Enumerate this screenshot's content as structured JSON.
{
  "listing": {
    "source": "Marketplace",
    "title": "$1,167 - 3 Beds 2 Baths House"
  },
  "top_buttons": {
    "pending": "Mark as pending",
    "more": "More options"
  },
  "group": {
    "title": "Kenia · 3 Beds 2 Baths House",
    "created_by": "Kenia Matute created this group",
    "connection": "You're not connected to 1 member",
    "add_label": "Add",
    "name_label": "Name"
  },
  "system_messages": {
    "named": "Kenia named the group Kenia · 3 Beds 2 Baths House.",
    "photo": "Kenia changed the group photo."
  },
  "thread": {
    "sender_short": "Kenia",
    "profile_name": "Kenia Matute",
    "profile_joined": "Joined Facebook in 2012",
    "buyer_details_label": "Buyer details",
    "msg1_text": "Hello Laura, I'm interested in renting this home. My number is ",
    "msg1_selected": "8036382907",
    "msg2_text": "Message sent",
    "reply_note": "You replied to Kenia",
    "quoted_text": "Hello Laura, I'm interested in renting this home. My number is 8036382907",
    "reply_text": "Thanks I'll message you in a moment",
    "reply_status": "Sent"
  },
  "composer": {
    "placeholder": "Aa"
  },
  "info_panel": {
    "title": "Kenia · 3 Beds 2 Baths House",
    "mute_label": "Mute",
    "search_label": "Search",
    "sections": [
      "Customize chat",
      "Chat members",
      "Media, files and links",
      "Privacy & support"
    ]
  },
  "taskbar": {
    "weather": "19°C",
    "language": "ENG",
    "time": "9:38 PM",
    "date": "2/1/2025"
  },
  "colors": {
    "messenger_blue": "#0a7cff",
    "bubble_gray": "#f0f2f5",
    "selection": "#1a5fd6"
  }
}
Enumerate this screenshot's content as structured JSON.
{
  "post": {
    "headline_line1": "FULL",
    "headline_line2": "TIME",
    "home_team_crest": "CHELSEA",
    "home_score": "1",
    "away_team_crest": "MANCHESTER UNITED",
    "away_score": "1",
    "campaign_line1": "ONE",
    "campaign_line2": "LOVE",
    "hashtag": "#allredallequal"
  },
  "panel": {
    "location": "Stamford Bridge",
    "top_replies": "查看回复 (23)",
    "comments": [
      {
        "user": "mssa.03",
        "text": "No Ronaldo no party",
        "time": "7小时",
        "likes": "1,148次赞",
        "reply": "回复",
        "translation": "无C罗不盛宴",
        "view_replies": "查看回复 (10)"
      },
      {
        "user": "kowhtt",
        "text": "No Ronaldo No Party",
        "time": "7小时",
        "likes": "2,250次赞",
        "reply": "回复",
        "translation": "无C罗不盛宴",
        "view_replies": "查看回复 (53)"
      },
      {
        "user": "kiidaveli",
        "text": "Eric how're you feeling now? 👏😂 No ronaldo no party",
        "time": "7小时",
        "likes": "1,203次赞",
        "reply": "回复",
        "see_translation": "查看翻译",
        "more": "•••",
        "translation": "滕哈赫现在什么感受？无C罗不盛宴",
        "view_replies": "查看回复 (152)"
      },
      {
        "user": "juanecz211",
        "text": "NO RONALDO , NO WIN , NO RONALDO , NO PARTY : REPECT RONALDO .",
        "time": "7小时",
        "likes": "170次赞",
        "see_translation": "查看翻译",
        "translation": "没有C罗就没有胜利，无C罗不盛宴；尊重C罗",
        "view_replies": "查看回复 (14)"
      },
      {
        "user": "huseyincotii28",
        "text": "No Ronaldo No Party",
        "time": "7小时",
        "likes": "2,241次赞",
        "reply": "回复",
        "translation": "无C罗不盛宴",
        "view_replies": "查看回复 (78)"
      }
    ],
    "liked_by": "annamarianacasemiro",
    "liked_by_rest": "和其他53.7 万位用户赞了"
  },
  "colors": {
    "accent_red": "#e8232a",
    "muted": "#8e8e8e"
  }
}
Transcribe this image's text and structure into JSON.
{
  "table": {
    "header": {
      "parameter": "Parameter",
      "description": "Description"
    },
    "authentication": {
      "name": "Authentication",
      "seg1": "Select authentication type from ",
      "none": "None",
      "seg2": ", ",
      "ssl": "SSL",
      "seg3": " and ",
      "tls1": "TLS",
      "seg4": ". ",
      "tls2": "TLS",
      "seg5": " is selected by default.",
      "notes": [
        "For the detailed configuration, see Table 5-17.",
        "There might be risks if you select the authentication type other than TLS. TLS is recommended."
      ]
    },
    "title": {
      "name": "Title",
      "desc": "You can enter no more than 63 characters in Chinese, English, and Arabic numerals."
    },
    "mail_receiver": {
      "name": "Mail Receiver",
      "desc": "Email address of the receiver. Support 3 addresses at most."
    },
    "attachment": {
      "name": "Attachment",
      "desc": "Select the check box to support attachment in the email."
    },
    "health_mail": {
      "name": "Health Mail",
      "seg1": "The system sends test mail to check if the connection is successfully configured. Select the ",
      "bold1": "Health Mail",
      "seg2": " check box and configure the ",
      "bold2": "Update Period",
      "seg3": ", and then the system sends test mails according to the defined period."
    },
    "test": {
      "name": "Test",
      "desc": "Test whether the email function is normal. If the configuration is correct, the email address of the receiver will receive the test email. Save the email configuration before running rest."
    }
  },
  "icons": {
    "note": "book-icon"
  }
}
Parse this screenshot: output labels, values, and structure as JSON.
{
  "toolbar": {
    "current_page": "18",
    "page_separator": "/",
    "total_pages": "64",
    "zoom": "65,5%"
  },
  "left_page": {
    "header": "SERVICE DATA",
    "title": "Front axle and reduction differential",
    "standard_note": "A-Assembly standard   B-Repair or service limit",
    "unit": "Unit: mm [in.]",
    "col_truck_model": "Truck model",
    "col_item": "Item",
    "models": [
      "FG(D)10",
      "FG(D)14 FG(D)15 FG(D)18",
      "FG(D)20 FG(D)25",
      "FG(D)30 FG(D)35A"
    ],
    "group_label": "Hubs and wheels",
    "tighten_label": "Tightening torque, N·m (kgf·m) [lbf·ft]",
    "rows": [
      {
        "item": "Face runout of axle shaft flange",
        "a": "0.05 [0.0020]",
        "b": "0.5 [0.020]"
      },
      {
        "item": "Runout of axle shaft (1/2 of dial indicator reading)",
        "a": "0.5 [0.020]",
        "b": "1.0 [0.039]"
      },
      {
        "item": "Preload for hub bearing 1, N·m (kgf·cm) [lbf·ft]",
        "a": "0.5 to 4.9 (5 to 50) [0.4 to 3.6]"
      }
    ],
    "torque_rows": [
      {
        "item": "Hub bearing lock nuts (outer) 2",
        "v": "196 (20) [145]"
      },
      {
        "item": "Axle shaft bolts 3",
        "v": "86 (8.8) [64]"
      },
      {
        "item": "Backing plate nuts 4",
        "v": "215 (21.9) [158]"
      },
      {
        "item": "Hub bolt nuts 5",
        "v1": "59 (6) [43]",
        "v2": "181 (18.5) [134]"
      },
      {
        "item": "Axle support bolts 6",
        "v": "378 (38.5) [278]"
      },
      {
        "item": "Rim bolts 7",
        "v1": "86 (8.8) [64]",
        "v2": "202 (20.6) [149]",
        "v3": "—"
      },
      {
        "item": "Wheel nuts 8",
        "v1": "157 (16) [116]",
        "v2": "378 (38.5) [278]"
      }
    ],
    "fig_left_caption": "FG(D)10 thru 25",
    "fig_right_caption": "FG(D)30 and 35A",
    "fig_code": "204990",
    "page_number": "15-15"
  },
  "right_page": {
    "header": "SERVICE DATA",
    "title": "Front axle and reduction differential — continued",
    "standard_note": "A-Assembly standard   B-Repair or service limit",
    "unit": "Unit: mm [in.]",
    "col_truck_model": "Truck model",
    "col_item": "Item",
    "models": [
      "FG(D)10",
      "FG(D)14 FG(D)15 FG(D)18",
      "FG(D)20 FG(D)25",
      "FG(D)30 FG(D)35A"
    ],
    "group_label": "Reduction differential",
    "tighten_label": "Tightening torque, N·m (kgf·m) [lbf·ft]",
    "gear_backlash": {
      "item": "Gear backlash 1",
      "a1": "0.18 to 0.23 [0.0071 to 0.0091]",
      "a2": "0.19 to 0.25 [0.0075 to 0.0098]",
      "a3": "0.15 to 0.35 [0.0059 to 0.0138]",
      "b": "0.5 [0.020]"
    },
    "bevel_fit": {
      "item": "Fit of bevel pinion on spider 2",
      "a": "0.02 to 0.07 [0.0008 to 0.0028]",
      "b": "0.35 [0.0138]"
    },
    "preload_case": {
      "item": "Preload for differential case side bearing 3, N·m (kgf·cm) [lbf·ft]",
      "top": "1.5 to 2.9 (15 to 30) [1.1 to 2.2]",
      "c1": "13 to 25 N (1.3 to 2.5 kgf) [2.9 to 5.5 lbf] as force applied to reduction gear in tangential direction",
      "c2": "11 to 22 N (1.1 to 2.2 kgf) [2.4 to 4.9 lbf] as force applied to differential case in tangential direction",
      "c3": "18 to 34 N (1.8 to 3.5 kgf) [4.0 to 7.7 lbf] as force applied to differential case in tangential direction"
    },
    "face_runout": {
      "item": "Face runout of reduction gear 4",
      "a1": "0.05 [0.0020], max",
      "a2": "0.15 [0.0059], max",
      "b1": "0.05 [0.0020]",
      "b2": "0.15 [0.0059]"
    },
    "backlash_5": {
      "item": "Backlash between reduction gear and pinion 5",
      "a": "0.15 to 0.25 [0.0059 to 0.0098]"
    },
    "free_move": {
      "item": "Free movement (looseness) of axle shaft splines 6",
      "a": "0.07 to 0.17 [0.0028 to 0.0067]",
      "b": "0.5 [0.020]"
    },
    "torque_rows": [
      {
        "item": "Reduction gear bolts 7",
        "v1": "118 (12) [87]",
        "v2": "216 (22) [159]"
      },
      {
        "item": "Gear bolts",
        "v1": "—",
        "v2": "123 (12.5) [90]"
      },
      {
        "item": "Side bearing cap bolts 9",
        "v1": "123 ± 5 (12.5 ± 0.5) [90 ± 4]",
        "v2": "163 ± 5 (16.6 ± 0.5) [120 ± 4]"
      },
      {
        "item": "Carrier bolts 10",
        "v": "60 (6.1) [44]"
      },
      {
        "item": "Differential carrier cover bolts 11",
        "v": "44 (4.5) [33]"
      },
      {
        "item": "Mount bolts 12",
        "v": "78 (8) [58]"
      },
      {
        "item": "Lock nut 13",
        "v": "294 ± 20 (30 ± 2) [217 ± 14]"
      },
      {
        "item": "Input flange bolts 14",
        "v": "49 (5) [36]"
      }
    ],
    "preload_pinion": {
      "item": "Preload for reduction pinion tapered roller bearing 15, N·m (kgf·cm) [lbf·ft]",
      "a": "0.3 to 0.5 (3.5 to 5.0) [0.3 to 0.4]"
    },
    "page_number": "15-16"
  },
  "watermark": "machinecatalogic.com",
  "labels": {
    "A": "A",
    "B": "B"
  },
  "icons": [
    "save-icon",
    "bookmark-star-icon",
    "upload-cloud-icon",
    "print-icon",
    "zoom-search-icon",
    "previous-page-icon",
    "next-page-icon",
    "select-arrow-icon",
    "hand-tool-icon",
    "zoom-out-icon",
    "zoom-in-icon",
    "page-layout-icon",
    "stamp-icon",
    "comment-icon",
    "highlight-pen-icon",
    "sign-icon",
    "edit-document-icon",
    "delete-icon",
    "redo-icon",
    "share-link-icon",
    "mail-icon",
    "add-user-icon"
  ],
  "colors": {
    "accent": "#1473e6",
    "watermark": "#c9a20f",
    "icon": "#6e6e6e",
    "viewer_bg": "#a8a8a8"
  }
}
★ ★ ★ ★
* WHAT IS ASKED *
Say how many lines of the data include the word "flange". Nothing other than the number should be given.

* COMPLETED EXERCISE *
2